## Input for this task

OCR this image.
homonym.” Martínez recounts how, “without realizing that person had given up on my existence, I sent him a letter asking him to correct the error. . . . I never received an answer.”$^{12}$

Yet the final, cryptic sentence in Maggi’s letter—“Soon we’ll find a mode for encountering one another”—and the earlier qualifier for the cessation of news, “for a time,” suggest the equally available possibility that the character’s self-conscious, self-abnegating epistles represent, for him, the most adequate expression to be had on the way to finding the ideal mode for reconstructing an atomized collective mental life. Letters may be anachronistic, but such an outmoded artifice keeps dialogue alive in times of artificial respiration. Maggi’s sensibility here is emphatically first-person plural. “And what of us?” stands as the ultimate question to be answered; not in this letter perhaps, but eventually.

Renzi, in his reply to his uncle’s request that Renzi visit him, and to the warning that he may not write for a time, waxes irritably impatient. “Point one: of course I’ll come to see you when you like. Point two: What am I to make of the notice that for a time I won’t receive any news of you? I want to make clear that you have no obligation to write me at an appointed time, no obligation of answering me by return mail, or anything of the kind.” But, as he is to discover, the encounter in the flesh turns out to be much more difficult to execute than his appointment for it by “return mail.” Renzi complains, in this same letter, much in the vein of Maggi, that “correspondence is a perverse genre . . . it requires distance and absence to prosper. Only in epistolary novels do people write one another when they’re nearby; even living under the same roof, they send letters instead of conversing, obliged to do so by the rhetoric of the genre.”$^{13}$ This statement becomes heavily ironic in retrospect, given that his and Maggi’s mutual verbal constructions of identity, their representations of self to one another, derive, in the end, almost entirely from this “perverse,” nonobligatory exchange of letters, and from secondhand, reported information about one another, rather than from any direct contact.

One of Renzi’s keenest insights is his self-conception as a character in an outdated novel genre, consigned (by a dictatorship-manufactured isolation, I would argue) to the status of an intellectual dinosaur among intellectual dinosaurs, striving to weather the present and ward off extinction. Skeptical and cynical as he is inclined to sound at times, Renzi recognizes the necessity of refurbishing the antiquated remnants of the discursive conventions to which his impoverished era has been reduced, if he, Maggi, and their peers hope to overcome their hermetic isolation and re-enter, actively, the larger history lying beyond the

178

## Problem description
Output every line above without altering anything.

## Worked answer
OCR this image.
homonym.” Martínez recounts how, “without realizing that person had given up on my existence, I sent him a letter asking him to correct the error. . . . I never received an answer.”$^{12}$

Yet the final, cryptic sentence in Maggi’s letter—“Soon we’ll find a mode for encountering one another”—and the earlier qualifier for the cessation of news, “for a time,” suggest the equally available possibility that the character’s self-conscious, self-abnegating epistles represent, for him, the most adequate expression to be had on the way to finding the ideal mode for reconstructing an atomized collective mental life. Letters may be anachronistic, but such an outmoded artifice keeps dialogue alive in times of artificial respiration. Maggi’s sensibility here is emphatically first-person plural. “And what of us?” stands as the ultimate question to be answered; not in this letter perhaps, but eventually.

Renzi, in his reply to his uncle’s request that Renzi visit him, and to the warning that he may not write for a time, waxes irritably impatient. “Point one: of course I’ll come to see you when you like. Point two: What am I to make of the notice that for a time I won’t receive any news of you? I want to make clear that you have no obligation to write me at an appointed time, no obligation of answering me by return mail, or anything of the kind.” But, as he is to discover, the encounter in the flesh turns out to be much more difficult to execute than his appointment for it by “return mail.” Renzi complains, in this same letter, much in the vein of Maggi, that “correspondence is a perverse genre . . . it requires distance and absence to prosper. Only in epistolary novels do people write one another when they’re nearby; even living under the same roof, they send letters instead of conversing, obliged to do so by the rhetoric of the genre.”$^{13}$ This statement becomes heavily ironic in retrospect, given that his and Maggi’s mutual verbal constructions of identity, their representations of self to one another, derive, in the end, almost entirely from this “perverse,” nonobligatory exchange of letters, and from secondhand, reported information about one another, rather than from any direct contact.

One of Renzi’s keenest insights is his self-conception as a character in an outdated novel genre, consigned (by a dictatorship-manufactured isolation, I would argue) to the status of an intellectual dinosaur among intellectual dinosaurs, striving to weather the present and ward off extinction. Skeptical and cynical as he is inclined to sound at times, Renzi recognizes the necessity of refurbishing the antiquated remnants of the discursive conventions to which his impoverished era has been reduced, if he, Maggi, and their peers hope to overcome their hermetic isolation and re-enter, actively, the larger history lying beyond the

178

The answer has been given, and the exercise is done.